**Given request:**
Set down the full listing exactly as given. Any pictures are to be left out.

**Given information:**

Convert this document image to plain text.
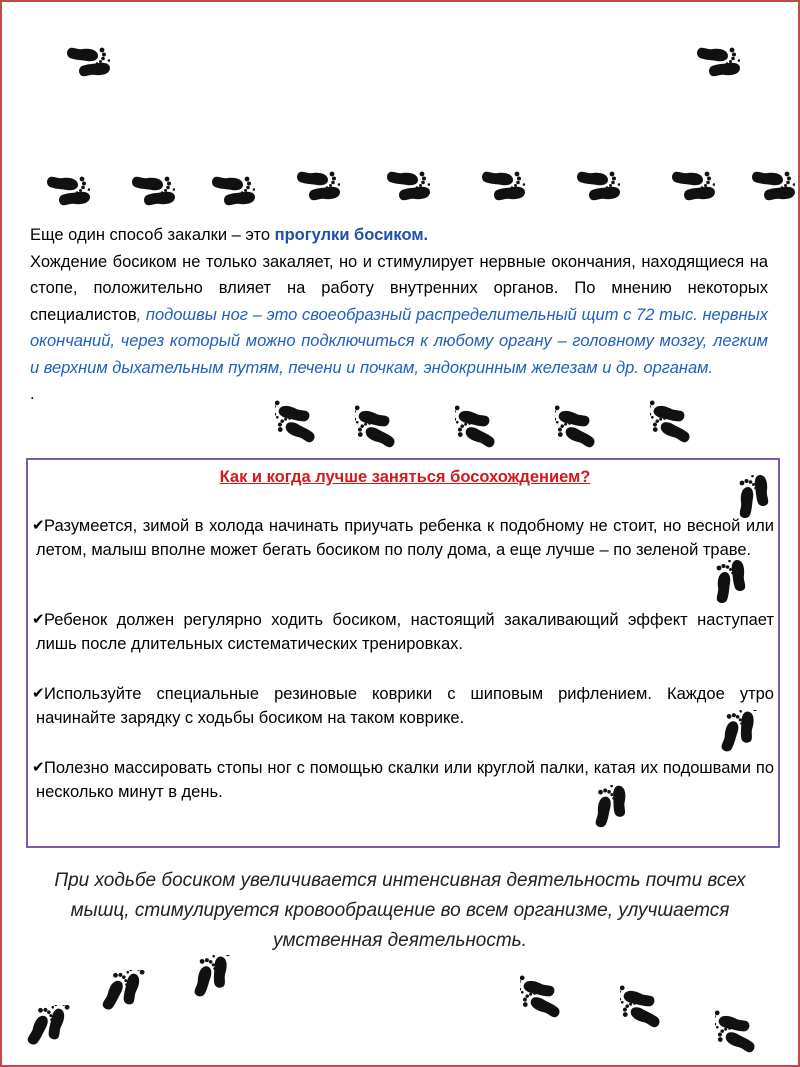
Еще один способ закалки – это прогулки босиком.

Хождение босиком не только закаляет, но и стимулирует нервные окончания, находящиеся на стопе, положительно влияет на работу внутренних органов. По мнению некоторых специалистов, подошвы ног – это своеобразный распределительный щит с 72 тыс. нервных окончаний, через который можно подключиться к любому органу – головному мозгу, легким и верхним дыхательным путям, печени и почкам, эндокринным железам и др. органам.

.

Как и когда лучше заняться босохождением?

✔ Разумеется, зимой в холода начинать приучать ребенка к подобному не стоит, но весной или летом, малыш вполне может бегать босиком по полу дома, а еще лучше – по зеленой траве.
✔ Ребенок должен регулярно ходить босиком, настоящий закаливающий эффект наступает лишь после длительных систематических тренировках.
✔ Используйте специальные резиновые коврики с шиповым рифлением. Каждое утро начинайте зарядку с ходьбы босиком на таком коврике.
✔ Полезно массировать стопы ног с помощью скалки или круглой палки, катая их подошвами по несколько минут в день.

При ходьбе босиком увеличивается интенсивная деятельность почти всех мышц, стимулируется кровообращение во всем организме, улучшается умственная деятельность.
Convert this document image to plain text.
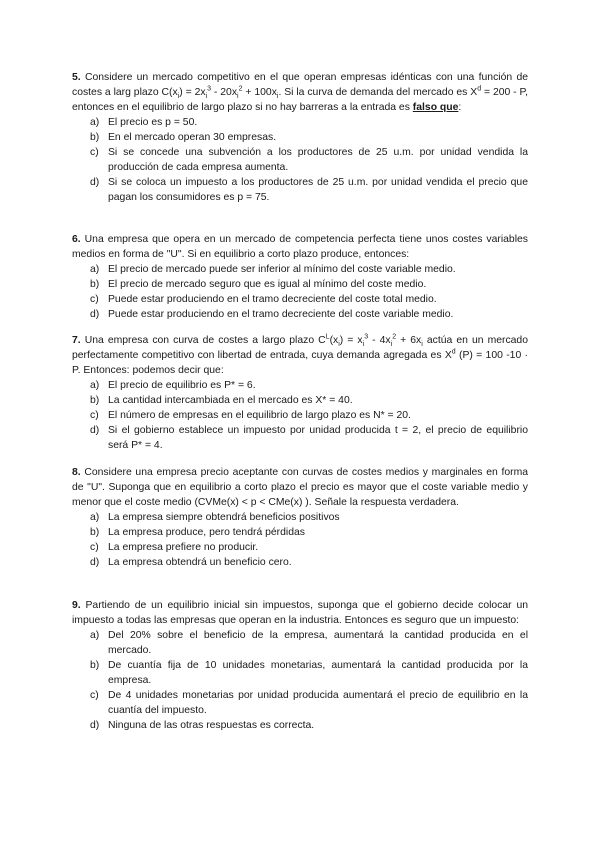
5. Considere un mercado competitivo en el que operan empresas idénticas con una función de costes a larg plazo $C(x_i) = 2x_i^3 - 20x_i^2 + 100x_i$. Si la curva de demanda del mercado es $X^d = 200 - P$, entonces en el equilibrio de largo plazo si no hay barreras a la entrada es falso que:

a) El precio es p = 50.
b) En el mercado operan 30 empresas.
c) Si se concede una subvención a los productores de 25 u.m. por unidad vendida la producción de cada empresa aumenta.
d) Si se coloca un impuesto a los productores de 25 u.m. por unidad vendida el precio que pagan los consumidores es p = 75.

6. Una empresa que opera en un mercado de competencia perfecta tiene unos costes variables medios en forma de "U". Si en equilibrio a corto plazo produce, entonces:

a) El precio de mercado puede ser inferior al mínimo del coste variable medio.
b) El precio de mercado seguro que es igual al mínimo del coste medio.
c) Puede estar produciendo en el tramo decreciente del coste total medio.
d) Puede estar produciendo en el tramo decreciente del coste variable medio.

7. Una empresa con curva de costes a largo plazo $C^L(x_i) = x_i^3 - 4x_i^2 + 6x_i$ actúa en un mercado perfectamente competitivo con libertad de entrada, cuya demanda agregada es $X^d$ (P) = 100 -10 · P. Entonces: podemos decir que:

a) El precio de equilibrio es P* = 6.
b) La cantidad intercambiada en el mercado es X* = 40.
c) El número de empresas en el equilibrio de largo plazo es N* = 20.
d) Si el gobierno establece un impuesto por unidad producida t = 2, el precio de equilibrio será P* = 4.

8. Considere una empresa precio aceptante con curvas de costes medios y marginales en forma de "U". Suponga que en equilibrio a corto plazo el precio es mayor que el coste variable medio y menor que el coste medio (CVMe(x) < p < CMe(x) ). Señale la respuesta verdadera.

a) La empresa siempre obtendrá beneficios positivos
b) La empresa produce, pero tendrá pérdidas
c) La empresa prefiere no producir.
d) La empresa obtendrá un beneficio cero.

9. Partiendo de un equilibrio inicial sin impuestos, suponga que el gobierno decide colocar un impuesto a todas las empresas que operan en la industria. Entonces es seguro que un impuesto:

a) Del 20% sobre el beneficio de la empresa, aumentará la cantidad producida en el mercado.
b) De cuantía fija de 10 unidades monetarias, aumentará la cantidad producida por la empresa.
c) De 4 unidades monetarias por unidad producida aumentará el precio de equilibrio en la cuantía del impuesto.
d) Ninguna de las otras respuestas es correcta.
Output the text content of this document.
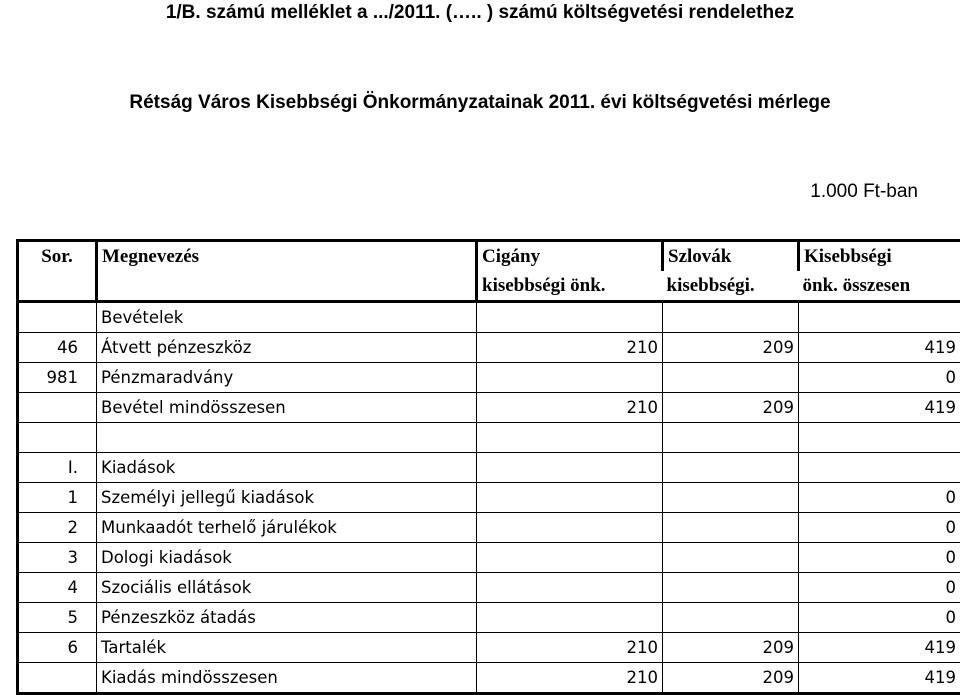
1/B. számú melléklet a .../2011. (….. ) számú költségvetési rendelethez
Rétság Város Kisebbségi Önkormányzatainak 2011. évi költségvetési mérlege
1.000 Ft-ban
Sor.	Megnevezés	Cigány	Szlovák	Kisebbségi
		kisebbségi önk.	kisebbségi.	önk. összesen
	Bevételek			
46	Átvett pénzeszköz	210	209	419
981	Pénzmaradvány			0
	Bevétel mindösszesen	210	209	419

I.	Kiadások			
1	Személyi jellegű kiadások			0
2	Munkaadót terhelő járulékok			0
3	Dologi kiadások			0
4	Szociális ellátások			0
5	Pénzeszköz átadás			0
6	Tartalék	210	209	419
	Kiadás mindösszesen	210	209	419
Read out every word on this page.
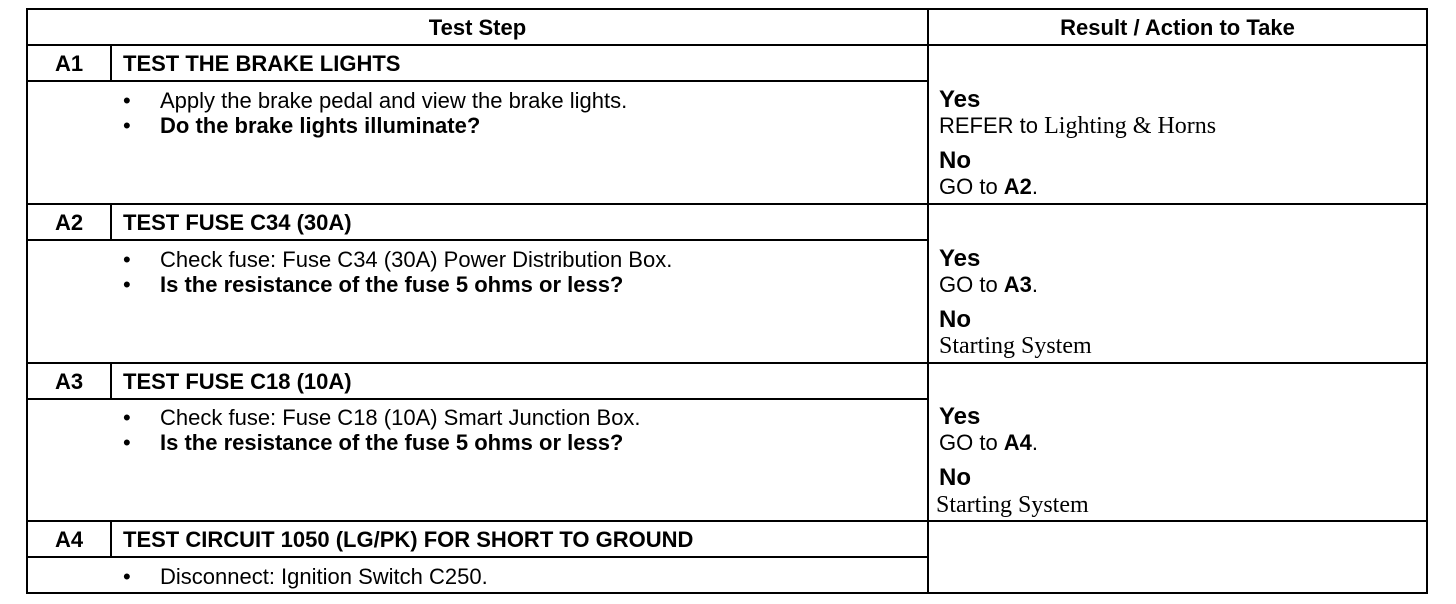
Test Step	Result / Action to Take
A1	TEST THE BRAKE LIGHTS
• Apply the brake pedal and view the brake lights.
• Do the brake lights illuminate?
Yes
REFER to Lighting & Horns
No
GO to A2.
A2	TEST FUSE C34 (30A)
• Check fuse: Fuse C34 (30A) Power Distribution Box.
• Is the resistance of the fuse 5 ohms or less?
Yes
GO to A3.
No
Starting System
A3	TEST FUSE C18 (10A)
• Check fuse: Fuse C18 (10A) Smart Junction Box.
• Is the resistance of the fuse 5 ohms or less?
Yes
GO to A4.
No
Starting System
A4	TEST CIRCUIT 1050 (LG/PK) FOR SHORT TO GROUND
• Disconnect: Ignition Switch C250.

**Answer for the task:**
Convert this document image to plain text.
Еще один способ закалки – это прогулки босиком.

Хождение босиком не только закаляет, но и стимулирует нервные окончания, находящиеся на стопе, положительно влияет на работу внутренних органов. По мнению некоторых специалистов, подошвы ног – это своеобразный распределительный щит с 72 тыс. нервных окончаний, через который можно подключиться к любому органу – головному мозгу, легким и верхним дыхательным путям, печени и почкам, эндокринным железам и др. органам.

.

Как и когда лучше заняться босохождением?

✔ Разумеется, зимой в холода начинать приучать ребенка к подобному не стоит, но весной или летом, малыш вполне может бегать босиком по полу дома, а еще лучше – по зеленой траве.
✔ Ребенок должен регулярно ходить босиком, настоящий закаливающий эффект наступает лишь после длительных систематических тренировках.
✔ Используйте специальные резиновые коврики с шиповым рифлением. Каждое утро начинайте зарядку с ходьбы босиком на таком коврике.
✔ Полезно массировать стопы ног с помощью скалки или круглой палки, катая их подошвами по несколько минут в день.

При ходьбе босиком увеличивается интенсивная деятельность почти всех мышц, стимулируется кровообращение во всем организме, улучшается умственная деятельность.
Convert this document image to plain text.
5. Considere un mercado competitivo en el que operan empresas idénticas con una función de costes a larg plazo $C(x_i) = 2x_i^3 - 20x_i^2 + 100x_i$. Si la curva de demanda del mercado es $X^d = 200 - P$, entonces en el equilibrio de largo plazo si no hay barreras a la entrada es falso que:

a) El precio es p = 50.
b) En el mercado operan 30 empresas.
c) Si se concede una subvención a los productores de 25 u.m. por unidad vendida la producción de cada empresa aumenta.
d) Si se coloca un impuesto a los productores de 25 u.m. por unidad vendida el precio que pagan los consumidores es p = 75.

6. Una empresa que opera en un mercado de competencia perfecta tiene unos costes variables medios en forma de "U". Si en equilibrio a corto plazo produce, entonces:

a) El precio de mercado puede ser inferior al mínimo del coste variable medio.
b) El precio de mercado seguro que es igual al mínimo del coste medio.
c) Puede estar produciendo en el tramo decreciente del coste total medio.
d) Puede estar produciendo en el tramo decreciente del coste variable medio.

7. Una empresa con curva de costes a largo plazo $C^L(x_i) = x_i^3 - 4x_i^2 + 6x_i$ actúa en un mercado perfectamente competitivo con libertad de entrada, cuya demanda agregada es $X^d$ (P) = 100 -10 · P. Entonces: podemos decir que:

a) El precio de equilibrio es P* = 6.
b) La cantidad intercambiada en el mercado es X* = 40.
c) El número de empresas en el equilibrio de largo plazo es N* = 20.
d) Si el gobierno establece un impuesto por unidad producida t = 2, el precio de equilibrio será P* = 4.

8. Considere una empresa precio aceptante con curvas de costes medios y marginales en forma de "U". Suponga que en equilibrio a corto plazo el precio es mayor que el coste variable medio y menor que el coste medio (CVMe(x) < p < CMe(x) ). Señale la respuesta verdadera.

a) La empresa siempre obtendrá beneficios positivos
b) La empresa produce, pero tendrá pérdidas
c) La empresa prefiere no producir.
d) La empresa obtendrá un beneficio cero.

9. Partiendo de un equilibrio inicial sin impuestos, suponga que el gobierno decide colocar un impuesto a todas las empresas que operan en la industria. Entonces es seguro que un impuesto:

a) Del 20% sobre el beneficio de la empresa, aumentará la cantidad producida en el mercado.
b) De cuantía fija de 10 unidades monetarias, aumentará la cantidad producida por la empresa.
c) De 4 unidades monetarias por unidad producida aumentará el precio de equilibrio en la cuantía del impuesto.
d) Ninguna de las otras respuestas es correcta.
Output the text content of this document.
1/B. számú melléklet a .../2011. (….. ) számú költségvetési rendelethez
Rétság Város Kisebbségi Önkormányzatainak 2011. évi költségvetési mérlege
1.000 Ft-ban
Sor.	Megnevezés	Cigány	Szlovák	Kisebbségi
		kisebbségi önk.	kisebbségi.	önk. összesen
	Bevételek			
46	Átvett pénzeszköz	210	209	419
981	Pénzmaradvány			0
	Bevétel mindösszesen	210	209	419

I.	Kiadások			
1	Személyi jellegű kiadások			0
2	Munkaadót terhelő járulékok			0
3	Dologi kiadások			0
4	Szociális ellátások			0
5	Pénzeszköz átadás			0
6	Tartalék	210	209	419
	Kiadás mindösszesen	210	209	419
Read out every word on this page.
Test Step	Result / Action to Take
A1	TEST THE BRAKE LIGHTS
• Apply the brake pedal and view the brake lights.
• Do the brake lights illuminate?
Yes
REFER to Lighting & Horns
No
GO to A2.
A2	TEST FUSE C34 (30A)
• Check fuse: Fuse C34 (30A) Power Distribution Box.
• Is the resistance of the fuse 5 ohms or less?
Yes
GO to A3.
No
Starting System
A3	TEST FUSE C18 (10A)
• Check fuse: Fuse C18 (10A) Smart Junction Box.
• Is the resistance of the fuse 5 ohms or less?
Yes
GO to A4.
No
Starting System
A4	TEST CIRCUIT 1050 (LG/PK) FOR SHORT TO GROUND
• Disconnect: Ignition Switch C250.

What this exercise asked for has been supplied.